— Start TASK MATERIAL —
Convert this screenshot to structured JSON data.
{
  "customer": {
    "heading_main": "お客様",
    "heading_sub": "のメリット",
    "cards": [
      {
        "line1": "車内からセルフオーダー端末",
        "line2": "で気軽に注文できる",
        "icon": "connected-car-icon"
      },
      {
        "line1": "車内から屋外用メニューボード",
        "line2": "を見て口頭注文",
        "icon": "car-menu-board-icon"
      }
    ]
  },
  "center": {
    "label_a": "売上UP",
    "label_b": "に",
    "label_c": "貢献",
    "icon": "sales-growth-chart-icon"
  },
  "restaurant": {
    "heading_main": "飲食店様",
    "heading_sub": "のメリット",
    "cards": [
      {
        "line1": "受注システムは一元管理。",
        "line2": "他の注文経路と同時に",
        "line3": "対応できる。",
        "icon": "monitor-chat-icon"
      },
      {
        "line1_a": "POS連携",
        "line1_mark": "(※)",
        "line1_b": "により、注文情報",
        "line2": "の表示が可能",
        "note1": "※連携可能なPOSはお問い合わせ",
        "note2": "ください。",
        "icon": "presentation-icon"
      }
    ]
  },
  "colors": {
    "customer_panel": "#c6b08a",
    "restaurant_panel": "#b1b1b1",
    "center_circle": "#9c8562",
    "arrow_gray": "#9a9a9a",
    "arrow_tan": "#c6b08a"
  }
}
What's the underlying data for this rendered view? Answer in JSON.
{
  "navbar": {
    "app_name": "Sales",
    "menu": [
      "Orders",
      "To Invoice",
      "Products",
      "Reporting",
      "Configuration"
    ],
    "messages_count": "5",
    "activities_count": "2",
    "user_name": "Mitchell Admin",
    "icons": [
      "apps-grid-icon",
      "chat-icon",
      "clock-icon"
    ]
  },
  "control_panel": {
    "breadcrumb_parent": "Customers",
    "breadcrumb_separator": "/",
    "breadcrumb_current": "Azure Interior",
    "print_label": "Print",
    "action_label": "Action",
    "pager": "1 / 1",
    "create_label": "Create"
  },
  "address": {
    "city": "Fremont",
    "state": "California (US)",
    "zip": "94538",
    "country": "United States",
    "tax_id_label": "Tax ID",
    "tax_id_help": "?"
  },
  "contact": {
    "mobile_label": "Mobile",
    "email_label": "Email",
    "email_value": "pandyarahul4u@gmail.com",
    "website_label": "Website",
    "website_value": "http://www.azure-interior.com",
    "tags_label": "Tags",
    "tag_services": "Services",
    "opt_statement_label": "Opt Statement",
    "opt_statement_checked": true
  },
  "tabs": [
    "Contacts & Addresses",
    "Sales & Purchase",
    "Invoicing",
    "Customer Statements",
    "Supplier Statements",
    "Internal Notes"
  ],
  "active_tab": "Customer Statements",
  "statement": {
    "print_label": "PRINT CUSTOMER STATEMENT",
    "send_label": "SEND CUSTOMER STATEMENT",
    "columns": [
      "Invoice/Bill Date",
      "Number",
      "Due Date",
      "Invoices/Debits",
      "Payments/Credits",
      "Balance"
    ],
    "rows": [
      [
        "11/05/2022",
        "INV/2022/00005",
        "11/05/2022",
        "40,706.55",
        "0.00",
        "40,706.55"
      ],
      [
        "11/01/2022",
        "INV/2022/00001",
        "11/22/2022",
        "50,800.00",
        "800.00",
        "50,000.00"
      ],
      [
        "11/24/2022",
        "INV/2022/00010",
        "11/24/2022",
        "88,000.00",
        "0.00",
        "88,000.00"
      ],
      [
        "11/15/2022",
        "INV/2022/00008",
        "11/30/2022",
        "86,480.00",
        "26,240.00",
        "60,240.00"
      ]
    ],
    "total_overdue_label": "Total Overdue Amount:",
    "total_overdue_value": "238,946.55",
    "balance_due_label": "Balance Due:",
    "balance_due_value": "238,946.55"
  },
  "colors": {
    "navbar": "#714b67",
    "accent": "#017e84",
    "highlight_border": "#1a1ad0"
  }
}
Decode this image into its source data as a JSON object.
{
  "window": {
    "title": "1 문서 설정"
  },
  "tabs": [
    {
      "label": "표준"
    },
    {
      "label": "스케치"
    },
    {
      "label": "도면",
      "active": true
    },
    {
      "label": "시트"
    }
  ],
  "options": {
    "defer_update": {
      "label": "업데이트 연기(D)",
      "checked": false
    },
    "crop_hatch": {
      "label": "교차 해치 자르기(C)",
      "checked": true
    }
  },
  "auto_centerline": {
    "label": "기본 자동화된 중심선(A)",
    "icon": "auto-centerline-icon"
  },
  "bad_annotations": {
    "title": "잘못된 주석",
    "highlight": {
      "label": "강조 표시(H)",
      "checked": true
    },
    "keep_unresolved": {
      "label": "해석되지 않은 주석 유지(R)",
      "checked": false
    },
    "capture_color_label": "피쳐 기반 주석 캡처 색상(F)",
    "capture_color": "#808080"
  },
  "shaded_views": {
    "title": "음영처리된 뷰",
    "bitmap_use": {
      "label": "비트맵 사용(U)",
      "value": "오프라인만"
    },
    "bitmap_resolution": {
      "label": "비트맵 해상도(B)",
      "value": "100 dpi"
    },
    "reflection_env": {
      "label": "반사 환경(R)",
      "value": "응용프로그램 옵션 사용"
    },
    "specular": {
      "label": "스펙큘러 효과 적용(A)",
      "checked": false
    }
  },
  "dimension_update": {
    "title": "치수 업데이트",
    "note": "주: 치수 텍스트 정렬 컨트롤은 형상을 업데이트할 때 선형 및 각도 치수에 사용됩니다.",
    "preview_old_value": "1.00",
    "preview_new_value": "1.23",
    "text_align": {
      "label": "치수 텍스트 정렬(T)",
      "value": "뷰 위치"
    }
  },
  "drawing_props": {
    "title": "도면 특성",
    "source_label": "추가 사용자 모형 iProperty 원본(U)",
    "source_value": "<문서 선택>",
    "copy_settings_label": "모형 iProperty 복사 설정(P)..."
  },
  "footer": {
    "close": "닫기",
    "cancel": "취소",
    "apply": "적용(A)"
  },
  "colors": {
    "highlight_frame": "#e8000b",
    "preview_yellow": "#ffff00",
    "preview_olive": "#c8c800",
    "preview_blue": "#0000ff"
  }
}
— End TASK MATERIAL —
§ **TASK TO CARRY OUT**: Repeat the data above, word for word.

§ **FINISHED EXERCISE**:
Convert this screenshot to structured JSON data.
{
  "customer": {
    "heading_main": "お客様",
    "heading_sub": "のメリット",
    "cards": [
      {
        "line1": "車内からセルフオーダー端末",
        "line2": "で気軽に注文できる",
        "icon": "connected-car-icon"
      },
      {
        "line1": "車内から屋外用メニューボード",
        "line2": "を見て口頭注文",
        "icon": "car-menu-board-icon"
      }
    ]
  },
  "center": {
    "label_a": "売上UP",
    "label_b": "に",
    "label_c": "貢献",
    "icon": "sales-growth-chart-icon"
  },
  "restaurant": {
    "heading_main": "飲食店様",
    "heading_sub": "のメリット",
    "cards": [
      {
        "line1": "受注システムは一元管理。",
        "line2": "他の注文経路と同時に",
        "line3": "対応できる。",
        "icon": "monitor-chat-icon"
      },
      {
        "line1_a": "POS連携",
        "line1_mark": "(※)",
        "line1_b": "により、注文情報",
        "line2": "の表示が可能",
        "note1": "※連携可能なPOSはお問い合わせ",
        "note2": "ください。",
        "icon": "presentation-icon"
      }
    ]
  },
  "colors": {
    "customer_panel": "#c6b08a",
    "restaurant_panel": "#b1b1b1",
    "center_circle": "#9c8562",
    "arrow_gray": "#9a9a9a",
    "arrow_tan": "#c6b08a"
  }
}
What's the underlying data for this rendered view? Answer in JSON.
{
  "navbar": {
    "app_name": "Sales",
    "menu": [
      "Orders",
      "To Invoice",
      "Products",
      "Reporting",
      "Configuration"
    ],
    "messages_count": "5",
    "activities_count": "2",
    "user_name": "Mitchell Admin",
    "icons": [
      "apps-grid-icon",
      "chat-icon",
      "clock-icon"
    ]
  },
  "control_panel": {
    "breadcrumb_parent": "Customers",
    "breadcrumb_separator": "/",
    "breadcrumb_current": "Azure Interior",
    "print_label": "Print",
    "action_label": "Action",
    "pager": "1 / 1",
    "create_label": "Create"
  },
  "address": {
    "city": "Fremont",
    "state": "California (US)",
    "zip": "94538",
    "country": "United States",
    "tax_id_label": "Tax ID",
    "tax_id_help": "?"
  },
  "contact": {
    "mobile_label": "Mobile",
    "email_label": "Email",
    "email_value": "pandyarahul4u@gmail.com",
    "website_label": "Website",
    "website_value": "http://www.azure-interior.com",
    "tags_label": "Tags",
    "tag_services": "Services",
    "opt_statement_label": "Opt Statement",
    "opt_statement_checked": true
  },
  "tabs": [
    "Contacts & Addresses",
    "Sales & Purchase",
    "Invoicing",
    "Customer Statements",
    "Supplier Statements",
    "Internal Notes"
  ],
  "active_tab": "Customer Statements",
  "statement": {
    "print_label": "PRINT CUSTOMER STATEMENT",
    "send_label": "SEND CUSTOMER STATEMENT",
    "columns": [
      "Invoice/Bill Date",
      "Number",
      "Due Date",
      "Invoices/Debits",
      "Payments/Credits",
      "Balance"
    ],
    "rows": [
      [
        "11/05/2022",
        "INV/2022/00005",
        "11/05/2022",
        "40,706.55",
        "0.00",
        "40,706.55"
      ],
      [
        "11/01/2022",
        "INV/2022/00001",
        "11/22/2022",
        "50,800.00",
        "800.00",
        "50,000.00"
      ],
      [
        "11/24/2022",
        "INV/2022/00010",
        "11/24/2022",
        "88,000.00",
        "0.00",
        "88,000.00"
      ],
      [
        "11/15/2022",
        "INV/2022/00008",
        "11/30/2022",
        "86,480.00",
        "26,240.00",
        "60,240.00"
      ]
    ],
    "total_overdue_label": "Total Overdue Amount:",
    "total_overdue_value": "238,946.55",
    "balance_due_label": "Balance Due:",
    "balance_due_value": "238,946.55"
  },
  "colors": {
    "navbar": "#714b67",
    "accent": "#017e84",
    "highlight_border": "#1a1ad0"
  }
}
Decode this image into its source data as a JSON object.
{
  "window": {
    "title": "1 문서 설정"
  },
  "tabs": [
    {
      "label": "표준"
    },
    {
      "label": "스케치"
    },
    {
      "label": "도면",
      "active": true
    },
    {
      "label": "시트"
    }
  ],
  "options": {
    "defer_update": {
      "label": "업데이트 연기(D)",
      "checked": false
    },
    "crop_hatch": {
      "label": "교차 해치 자르기(C)",
      "checked": true
    }
  },
  "auto_centerline": {
    "label": "기본 자동화된 중심선(A)",
    "icon": "auto-centerline-icon"
  },
  "bad_annotations": {
    "title": "잘못된 주석",
    "highlight": {
      "label": "강조 표시(H)",
      "checked": true
    },
    "keep_unresolved": {
      "label": "해석되지 않은 주석 유지(R)",
      "checked": false
    },
    "capture_color_label": "피쳐 기반 주석 캡처 색상(F)",
    "capture_color": "#808080"
  },
  "shaded_views": {
    "title": "음영처리된 뷰",
    "bitmap_use": {
      "label": "비트맵 사용(U)",
      "value": "오프라인만"
    },
    "bitmap_resolution": {
      "label": "비트맵 해상도(B)",
      "value": "100 dpi"
    },
    "reflection_env": {
      "label": "반사 환경(R)",
      "value": "응용프로그램 옵션 사용"
    },
    "specular": {
      "label": "스펙큘러 효과 적용(A)",
      "checked": false
    }
  },
  "dimension_update": {
    "title": "치수 업데이트",
    "note": "주: 치수 텍스트 정렬 컨트롤은 형상을 업데이트할 때 선형 및 각도 치수에 사용됩니다.",
    "preview_old_value": "1.00",
    "preview_new_value": "1.23",
    "text_align": {
      "label": "치수 텍스트 정렬(T)",
      "value": "뷰 위치"
    }
  },
  "drawing_props": {
    "title": "도면 특성",
    "source_label": "추가 사용자 모형 iProperty 원본(U)",
    "source_value": "<문서 선택>",
    "copy_settings_label": "모형 iProperty 복사 설정(P)..."
  },
  "footer": {
    "close": "닫기",
    "cancel": "취소",
    "apply": "적용(A)"
  },
  "colors": {
    "highlight_frame": "#e8000b",
    "preview_yellow": "#ffff00",
    "preview_olive": "#c8c800",
    "preview_blue": "#0000ff"
  }
}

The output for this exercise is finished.